Look through the records and report how many lines include the word "Datum", with no other words.

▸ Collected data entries
○ ○ ○ ○ ○ ○ ○
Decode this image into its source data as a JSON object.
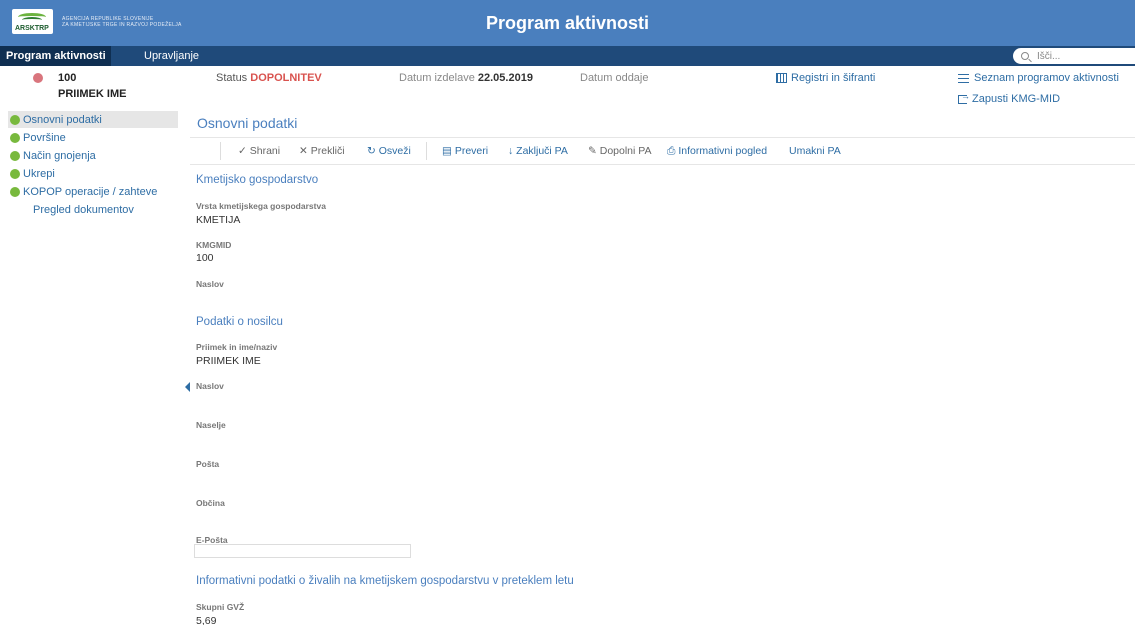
{
  "header": {
    "logo_abbr": "ARSKTRP",
    "logo_line1": "AGENCIJA REPUBLIKE SLOVENIJE",
    "logo_line2": "ZA KMETIJSKE TRGE IN RAZVOJ PODEŽELJA",
    "title": "Program aktivnosti"
  },
  "nav": {
    "tabs": [
      {
        "label": "Program aktivnosti",
        "active": true
      },
      {
        "label": "Upravljanje",
        "active": false
      }
    ],
    "search_placeholder": "Išči..."
  },
  "info_bar": {
    "kmg_mid": "100",
    "holder": "PRIIMEK IME",
    "status_label": "Status",
    "status_value": "DOPOLNITEV",
    "date_created_label": "Datum izdelave",
    "date_created_value": "22.05.2019",
    "date_submitted_label": "Datum oddaje",
    "registers_link": "Registri in šifranti",
    "programs_list_link": "Seznam programov aktivnosti",
    "exit_link": "Zapusti KMG-MID",
    "status_color": "#d9534f"
  },
  "sidebar": {
    "items": [
      {
        "label": "Osnovni podatki",
        "active": true,
        "dot": true
      },
      {
        "label": "Površine",
        "active": false,
        "dot": true
      },
      {
        "label": "Način gnojenja",
        "active": false,
        "dot": true
      },
      {
        "label": "Ukrepi",
        "active": false,
        "dot": true
      },
      {
        "label": "KOPOP operacije / zahteve",
        "active": false,
        "dot": true
      },
      {
        "label": "Pregled dokumentov",
        "active": false,
        "dot": false
      }
    ]
  },
  "main": {
    "title": "Osnovni podatki",
    "toolbar": {
      "save": "Shrani",
      "cancel": "Prekliči",
      "refresh": "Osveži",
      "check": "Preveri",
      "finish": "Zaključi PA",
      "supplement": "Dopolni PA",
      "info_view": "Informativni pogled",
      "withdraw": "Umakni PA"
    },
    "farm_section": {
      "heading": "Kmetijsko gospodarstvo",
      "type_label": "Vrsta kmetijskega gospodarstva",
      "type_value": "KMETIJA",
      "kmgmid_label": "KMGMID",
      "kmgmid_value": "100",
      "address_label": "Naslov"
    },
    "holder_section": {
      "heading": "Podatki o nosilcu",
      "name_label": "Priimek in ime/naziv",
      "name_value": "PRIIMEK IME",
      "address_label": "Naslov",
      "settlement_label": "Naselje",
      "post_label": "Pošta",
      "municipality_label": "Občina",
      "email_label": "E-Pošta",
      "email_value": ""
    },
    "animals_section": {
      "heading": "Informativni podatki o živalih na kmetijskem gospodarstvu v preteklem letu",
      "gvz_label": "Skupni GVŽ",
      "gvz_value": "5,69"
    }
  },
  "colors": {
    "header_bg": "#4a7fbe",
    "nav_bg": "#1f4a7a",
    "nav_active_bg": "#0f2f52",
    "link": "#2e6da4",
    "green_dot": "#78b93d",
    "red_dot": "#d9757d"
  }
}
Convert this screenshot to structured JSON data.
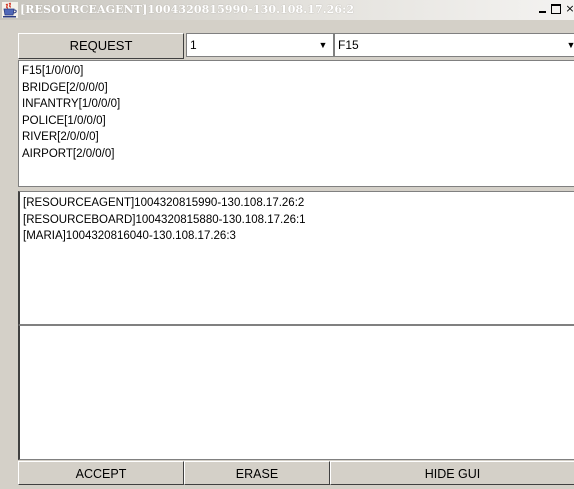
{
  "window": {
    "title": "[RESOURCEAGENT]1004320815990-130.108.17.26:2",
    "icon": "java-cup-icon",
    "controls": {
      "minimize": "minimize-icon",
      "maximize": "maximize-icon",
      "close_label": "×"
    }
  },
  "request_row": {
    "request_label": "REQUEST",
    "quantity_value": "1",
    "resource_value": "F15",
    "dropdown_arrow": "▼"
  },
  "resources_list": [
    "F15[1/0/0/0]",
    "BRIDGE[2/0/0/0]",
    "INFANTRY[1/0/0/0]",
    "POLICE[1/0/0/0]",
    "RIVER[2/0/0/0]",
    "AIRPORT[2/0/0/0]"
  ],
  "agents_list": [
    "[RESOURCEAGENT]1004320815990-130.108.17.26:2",
    "[RESOURCEBOARD]1004320815880-130.108.17.26:1",
    "[MARIA]1004320816040-130.108.17.26:3"
  ],
  "log_text": "",
  "buttons": {
    "accept": "ACCEPT",
    "erase": "ERASE",
    "hide_gui": "HIDE GUI"
  },
  "colors": {
    "window_bg": "#d4d0c8",
    "panel_bg": "#ffffff",
    "title_text": "#ffffff"
  }
}
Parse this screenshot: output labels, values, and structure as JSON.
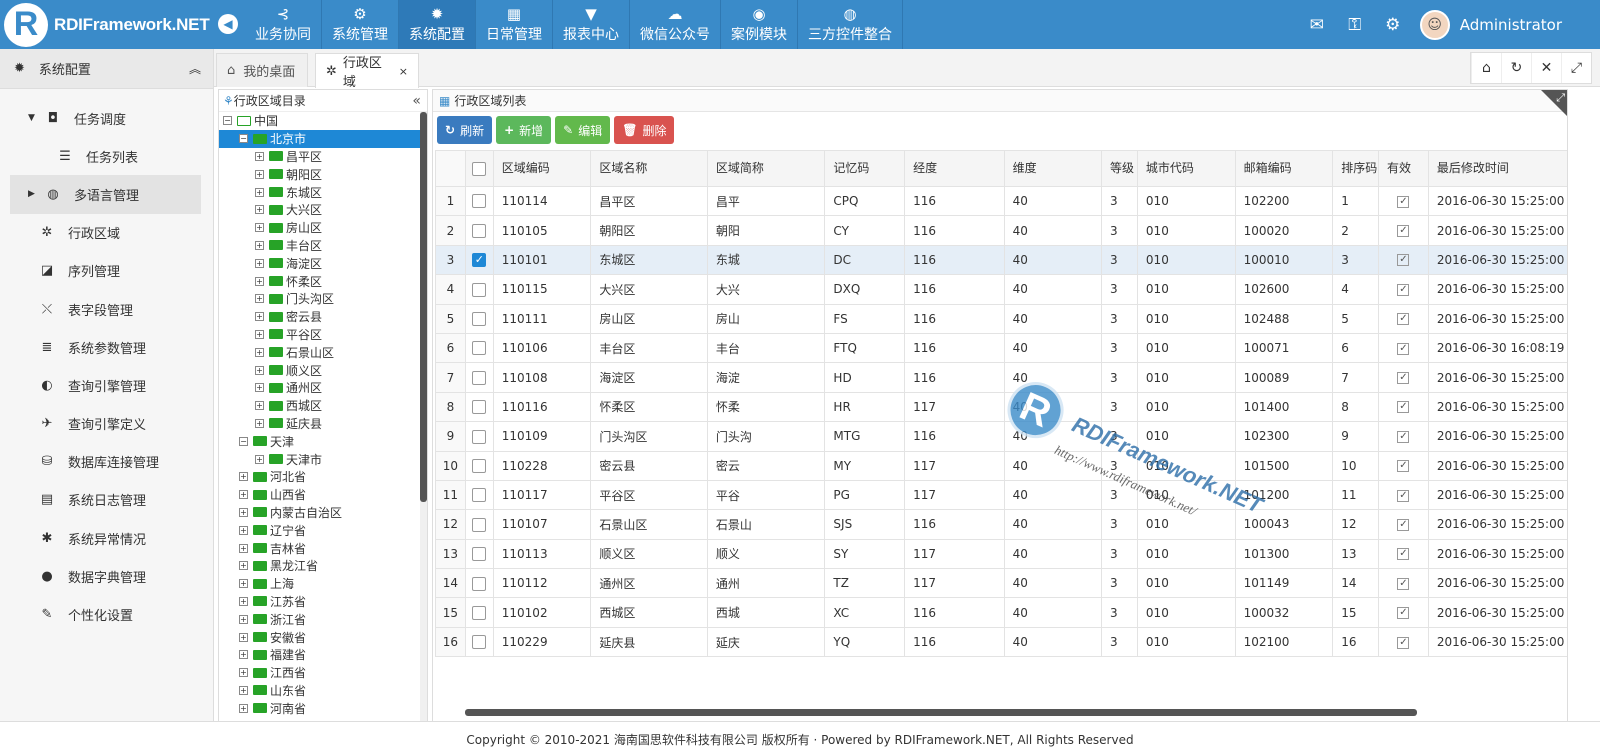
{
  "brand": {
    "logo_letter": "R",
    "name": "RDIFramework.NET"
  },
  "topnav": {
    "collapse_glyph": "◀",
    "items": [
      {
        "label": "业务协同",
        "icon": "share-icon",
        "glyph": "⊰"
      },
      {
        "label": "系统管理",
        "icon": "gears-icon",
        "glyph": "⚙"
      },
      {
        "label": "系统配置",
        "icon": "gear-icon",
        "glyph": "✹"
      },
      {
        "label": "日常管理",
        "icon": "calendar-icon",
        "glyph": "▦"
      },
      {
        "label": "报表中心",
        "icon": "filter-icon",
        "glyph": "▼"
      },
      {
        "label": "微信公众号",
        "icon": "wechat-icon",
        "glyph": "☁"
      },
      {
        "label": "案例模块",
        "icon": "eye-icon",
        "glyph": "◉"
      },
      {
        "label": "三方控件整合",
        "icon": "globe-icon",
        "glyph": "◍"
      }
    ],
    "active_index": 2,
    "right_icons": [
      {
        "name": "mail-icon",
        "glyph": "✉"
      },
      {
        "name": "key-icon",
        "glyph": "⚿"
      },
      {
        "name": "settings-icon",
        "glyph": "⚙"
      }
    ],
    "avatar_glyph": "☺",
    "user": "Administrator"
  },
  "sidebar": {
    "title": "系统配置",
    "title_glyph": "✹",
    "collapse_glyph": "︽",
    "items": [
      {
        "label": "任务调度",
        "arrow": "▼",
        "glyph": "◘",
        "icon": "task-icon",
        "kind": "parent"
      },
      {
        "label": "任务列表",
        "arrow": "",
        "glyph": "☰",
        "icon": "list-icon",
        "kind": "sub"
      },
      {
        "label": "多语言管理",
        "arrow": "▶",
        "glyph": "◍",
        "icon": "globe-icon",
        "kind": "hl"
      },
      {
        "label": "行政区域",
        "arrow": "",
        "glyph": "✲",
        "icon": "region-icon",
        "kind": "plain"
      },
      {
        "label": "序列管理",
        "arrow": "",
        "glyph": "◪",
        "icon": "sequence-icon",
        "kind": "plain"
      },
      {
        "label": "表字段管理",
        "arrow": "",
        "glyph": "⤬",
        "icon": "field-icon",
        "kind": "plain"
      },
      {
        "label": "系统参数管理",
        "arrow": "",
        "glyph": "≣",
        "icon": "params-icon",
        "kind": "plain"
      },
      {
        "label": "查询引擎管理",
        "arrow": "",
        "glyph": "◐",
        "icon": "query-engine-icon",
        "kind": "plain"
      },
      {
        "label": "查询引擎定义",
        "arrow": "",
        "glyph": "✈",
        "icon": "query-define-icon",
        "kind": "plain"
      },
      {
        "label": "数据库连接管理",
        "arrow": "",
        "glyph": "⛁",
        "icon": "database-icon",
        "kind": "plain"
      },
      {
        "label": "系统日志管理",
        "arrow": "",
        "glyph": "▤",
        "icon": "log-icon",
        "kind": "plain"
      },
      {
        "label": "系统异常情况",
        "arrow": "",
        "glyph": "✱",
        "icon": "bug-icon",
        "kind": "plain"
      },
      {
        "label": "数据字典管理",
        "arrow": "",
        "glyph": "●",
        "icon": "dictionary-icon",
        "kind": "plain"
      },
      {
        "label": "个性化设置",
        "arrow": "",
        "glyph": "✎",
        "icon": "wrench-icon",
        "kind": "plain"
      }
    ]
  },
  "tabs": [
    {
      "label": "我的桌面",
      "glyph": "⌂",
      "closable": false
    },
    {
      "label": "行政区域",
      "glyph": "✲",
      "closable": true,
      "close": "×"
    }
  ],
  "tabtools": [
    {
      "name": "home-icon",
      "glyph": "⌂"
    },
    {
      "name": "refresh-icon",
      "glyph": "↻"
    },
    {
      "name": "close-all-icon",
      "glyph": "✕"
    },
    {
      "name": "fullscreen-icon",
      "glyph": "⤢"
    }
  ],
  "tree": {
    "title": "行政区域目录",
    "title_glyph": "⚘",
    "collapse_glyph": "«",
    "nodes": [
      {
        "label": "中国",
        "level": 0,
        "pm": "−"
      },
      {
        "label": "北京市",
        "level": 1,
        "pm": "−",
        "selected": true
      },
      {
        "label": "昌平区",
        "level": 2,
        "pm": "+"
      },
      {
        "label": "朝阳区",
        "level": 2,
        "pm": "+"
      },
      {
        "label": "东城区",
        "level": 2,
        "pm": "+"
      },
      {
        "label": "大兴区",
        "level": 2,
        "pm": "+"
      },
      {
        "label": "房山区",
        "level": 2,
        "pm": "+"
      },
      {
        "label": "丰台区",
        "level": 2,
        "pm": "+"
      },
      {
        "label": "海淀区",
        "level": 2,
        "pm": "+"
      },
      {
        "label": "怀柔区",
        "level": 2,
        "pm": "+"
      },
      {
        "label": "门头沟区",
        "level": 2,
        "pm": "+"
      },
      {
        "label": "密云县",
        "level": 2,
        "pm": "+"
      },
      {
        "label": "平谷区",
        "level": 2,
        "pm": "+"
      },
      {
        "label": "石景山区",
        "level": 2,
        "pm": "+"
      },
      {
        "label": "顺义区",
        "level": 2,
        "pm": "+"
      },
      {
        "label": "通州区",
        "level": 2,
        "pm": "+"
      },
      {
        "label": "西城区",
        "level": 2,
        "pm": "+"
      },
      {
        "label": "延庆县",
        "level": 2,
        "pm": "+"
      },
      {
        "label": "天津",
        "level": 1,
        "pm": "−"
      },
      {
        "label": "天津市",
        "level": 2,
        "pm": "+"
      },
      {
        "label": "河北省",
        "level": 1,
        "pm": "+"
      },
      {
        "label": "山西省",
        "level": 1,
        "pm": "+"
      },
      {
        "label": "内蒙古自治区",
        "level": 1,
        "pm": "+"
      },
      {
        "label": "辽宁省",
        "level": 1,
        "pm": "+"
      },
      {
        "label": "吉林省",
        "level": 1,
        "pm": "+"
      },
      {
        "label": "黑龙江省",
        "level": 1,
        "pm": "+"
      },
      {
        "label": "上海",
        "level": 1,
        "pm": "+"
      },
      {
        "label": "江苏省",
        "level": 1,
        "pm": "+"
      },
      {
        "label": "浙江省",
        "level": 1,
        "pm": "+"
      },
      {
        "label": "安徽省",
        "level": 1,
        "pm": "+"
      },
      {
        "label": "福建省",
        "level": 1,
        "pm": "+"
      },
      {
        "label": "江西省",
        "level": 1,
        "pm": "+"
      },
      {
        "label": "山东省",
        "level": 1,
        "pm": "+"
      },
      {
        "label": "河南省",
        "level": 1,
        "pm": "+"
      }
    ]
  },
  "grid": {
    "title": "行政区域列表",
    "title_glyph": "▦",
    "corner_glyph": "⤢",
    "buttons": [
      {
        "label": "刷新",
        "glyph": "↻",
        "cls": "b-blue",
        "name": "refresh-button"
      },
      {
        "label": "新增",
        "glyph": "+",
        "cls": "b-green",
        "name": "add-button"
      },
      {
        "label": "编辑",
        "glyph": "✎",
        "cls": "b-green2",
        "name": "edit-button"
      },
      {
        "label": "删除",
        "glyph": "🗑",
        "cls": "b-red",
        "name": "delete-button"
      }
    ],
    "columns": [
      "区域编码",
      "区域名称",
      "区域简称",
      "记忆码",
      "经度",
      "维度",
      "等级",
      "城市代码",
      "邮箱编码",
      "排序码",
      "有效",
      "最后修改时间"
    ],
    "check_glyph": "✓",
    "rows": [
      {
        "n": "1",
        "checked": false,
        "cells": [
          "110114",
          "昌平区",
          "昌平",
          "CPQ",
          "116",
          "40",
          "3",
          "010",
          "102200",
          "1",
          "✓",
          "2016-06-30 15:25:00"
        ]
      },
      {
        "n": "2",
        "checked": false,
        "cells": [
          "110105",
          "朝阳区",
          "朝阳",
          "CY",
          "116",
          "40",
          "3",
          "010",
          "100020",
          "2",
          "✓",
          "2016-06-30 15:25:00"
        ]
      },
      {
        "n": "3",
        "checked": true,
        "cells": [
          "110101",
          "东城区",
          "东城",
          "DC",
          "116",
          "40",
          "3",
          "010",
          "100010",
          "3",
          "✓",
          "2016-06-30 15:25:00"
        ]
      },
      {
        "n": "4",
        "checked": false,
        "cells": [
          "110115",
          "大兴区",
          "大兴",
          "DXQ",
          "116",
          "40",
          "3",
          "010",
          "102600",
          "4",
          "✓",
          "2016-06-30 15:25:00"
        ]
      },
      {
        "n": "5",
        "checked": false,
        "cells": [
          "110111",
          "房山区",
          "房山",
          "FS",
          "116",
          "40",
          "3",
          "010",
          "102488",
          "5",
          "✓",
          "2016-06-30 15:25:00"
        ]
      },
      {
        "n": "6",
        "checked": false,
        "cells": [
          "110106",
          "丰台区",
          "丰台",
          "FTQ",
          "116",
          "40",
          "3",
          "010",
          "100071",
          "6",
          "✓",
          "2016-06-30 16:08:19"
        ]
      },
      {
        "n": "7",
        "checked": false,
        "cells": [
          "110108",
          "海淀区",
          "海淀",
          "HD",
          "116",
          "40",
          "3",
          "010",
          "100089",
          "7",
          "✓",
          "2016-06-30 15:25:00"
        ]
      },
      {
        "n": "8",
        "checked": false,
        "cells": [
          "110116",
          "怀柔区",
          "怀柔",
          "HR",
          "117",
          "40",
          "3",
          "010",
          "101400",
          "8",
          "✓",
          "2016-06-30 15:25:00"
        ]
      },
      {
        "n": "9",
        "checked": false,
        "cells": [
          "110109",
          "门头沟区",
          "门头沟",
          "MTG",
          "116",
          "40",
          "3",
          "010",
          "102300",
          "9",
          "✓",
          "2016-06-30 15:25:00"
        ]
      },
      {
        "n": "10",
        "checked": false,
        "cells": [
          "110228",
          "密云县",
          "密云",
          "MY",
          "117",
          "40",
          "3",
          "010",
          "101500",
          "10",
          "✓",
          "2016-06-30 15:25:00"
        ]
      },
      {
        "n": "11",
        "checked": false,
        "cells": [
          "110117",
          "平谷区",
          "平谷",
          "PG",
          "117",
          "40",
          "3",
          "010",
          "101200",
          "11",
          "✓",
          "2016-06-30 15:25:00"
        ]
      },
      {
        "n": "12",
        "checked": false,
        "cells": [
          "110107",
          "石景山区",
          "石景山",
          "SJS",
          "116",
          "40",
          "3",
          "010",
          "100043",
          "12",
          "✓",
          "2016-06-30 15:25:00"
        ]
      },
      {
        "n": "13",
        "checked": false,
        "cells": [
          "110113",
          "顺义区",
          "顺义",
          "SY",
          "117",
          "40",
          "3",
          "010",
          "101300",
          "13",
          "✓",
          "2016-06-30 15:25:00"
        ]
      },
      {
        "n": "14",
        "checked": false,
        "cells": [
          "110112",
          "通州区",
          "通州",
          "TZ",
          "117",
          "40",
          "3",
          "010",
          "101149",
          "14",
          "✓",
          "2016-06-30 15:25:00"
        ]
      },
      {
        "n": "15",
        "checked": false,
        "cells": [
          "110102",
          "西城区",
          "西城",
          "XC",
          "116",
          "40",
          "3",
          "010",
          "100032",
          "15",
          "✓",
          "2016-06-30 15:25:00"
        ]
      },
      {
        "n": "16",
        "checked": false,
        "cells": [
          "110229",
          "延庆县",
          "延庆",
          "YQ",
          "116",
          "40",
          "3",
          "010",
          "102100",
          "16",
          "✓",
          "2016-06-30 15:25:00"
        ]
      }
    ]
  },
  "watermark": {
    "letter": "R",
    "title": "RDIFramework.NET",
    "url": "http://www.rdiframework.net/"
  },
  "footer": "Copyright © 2010-2021 海南国思软件科技有限公司 版权所有 · Powered by RDIFramework.NET, All Rights Reserved",
  "colors": {
    "primary": "#3a8bc9",
    "selected": "#1e88d6",
    "folder": "#27a327",
    "danger": "#d9534f",
    "success": "#5cb85c"
  }
}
○ ○ ○ ○ ○ ○ ○
▸ ANSWER TO THE EXERCISE
2